-- Given text --
Attorney General Opinions and Advisory Letters

Decision Information

Citations - New Mexico Appellate Reports
McDonald v. Lambert - cited by 70 documents
Montoya v. McManus - cited by 166 documents
Winston v. New Mexico State Police Bd. - cited by 93 documents

Decision Content

Opinion No. 73-74

November 29, 1973

BY: OPINION OF DAVID L. NORVELL, Attorney General

TO: Mr. Roy W. Davidson Commissioner of Banking Department of Banking Lew Wallace Building Santa Fe, New Mexico 87501

QUESTIONS

QUESTIONS

1. Is the use of small loan charts prepared on a 365 day basis legal under the New Mexico Small Loan Act, as amended?

2. If the answer to Question # 1 is yes, must charts used to determine charges on precomputed loans make adjustments for the fact that the number of days actually elapsed during any given loan (other than a 1, 2, or 3 year loan) will depend on the month of the year in which the loan is made?

CONCLUSIONS

1. Yes.

2. No.

OPINION

{*145} ANALYSIS

We understand that your first question is prompted by the fact that certain small loan charts prepared on a 365 day basis produce annual percentage rates higher than annual rates calculated by multiplying the monthly rates authorized in Section 48-17-43, N.M.S.A., 1953 Comp. (P.S.) by twelve. This fact has no bearing on the legality of small loan charts prepared on a 365 day basis. The maximum rates fixed by Sections 48-17-43 A and B, supra, are monthly and daily rates. No mention is made of maximum annual rates. So long as the monthly and daily rates used in a chart are within the statutory maximums, the chart is legal even though the charges generated by those rates may produce annual percentage rates higher than the annual rates calculated by multiplying the authorized monthly rates by twelve.

-- Tasks to complete --
1. Print the stretch of the attorney general opinion on small loan charts from "1. Is the use" through "loan is made?".
2. Answer these questions from the attorney general opinion on small loan charts:
(a) On what date was the opinion issued?
(b) Who is the Commissioner of Banking to whom the opinion is addressed?
(c) What kinds of maximum rates are fixed by Sections 48-17-43 A and B?
3. Go on with the attorney general opinion on small loan charts, starting after its last sentence.

-- Collected material --
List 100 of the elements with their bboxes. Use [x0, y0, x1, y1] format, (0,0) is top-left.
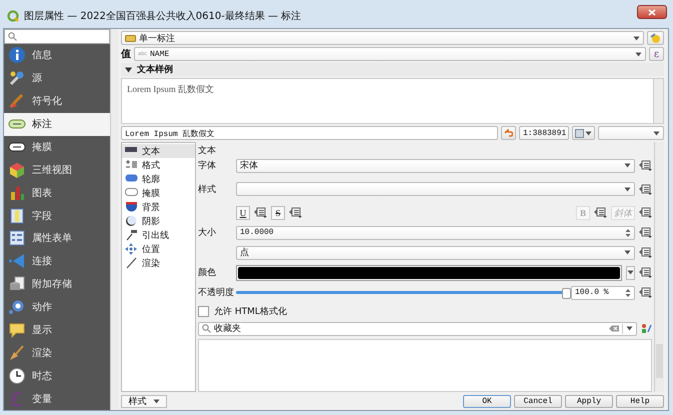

-- Responses by task --
1.
1. Is the use of small loan charts prepared on a 365 day basis legal under the New Mexico Small Loan Act, as amended?

2. If the answer to Question # 1 is yes, must charts used to determine charges on precomputed loans make adjustments for the fact that the number of days actually elapsed during any given loan (other than a 1, 2, or 3 year loan) will depend on the month of the year in which the loan is made?

2.
(a) November 29, 1973
(b) Mr. Roy W. Davidson
(c) Monthly and daily rates

3.
Differences between annual rates are due to the fact that charges calculated on a 365 day basis are based on twelve thirty day months at the designated monthly rates plus 5 days at five-thirtieths of those monthly rates. See Section 48-17-43B, supra; Attorney General Opinion No. 67-11. This formula, which is authorized by Section 48-17-43, will produce annual interest rates slightly greater than those produced by merely multiplying the designated monthly rates by twelve.

Your second question arises from a potential conflict between Section 48-17-43B(3), supra, and Section 48-17-43.1, supra. Section 48-17-43B(3) requires that charges "be computed on the basis of the number of days actually elapsed." This requirement was part of the original Small Loan Act, Laws 1955, Chapter 128. At that time small loans were made on an "interest bearing" basis. Charges on an "interest bearing" loan are computed each time the borrower makes a payment. The calculation is made using the outstanding balance on the loan, the applicable interest rate, and the number of days elapsed since the last payment. The interest is subtracted from the payment and the remainder of the payment is applied to the outstanding balance on the principal.

In 1959 the legislature enacted Section 48-17-43.1, supra. Laws 1959, Chapter 207. This section allows precomputation of charges on small loans. At the time he makes a precomputed loan, the lender computes what the charges will be if all payments are made on time. The loan and the precomputed charge are added, and each payment is deducted from their sum without segregation as to interest and principal. If the borrower repays the loan ahead of schedule, the lender must refund any portion of the interest charges which have not accrued.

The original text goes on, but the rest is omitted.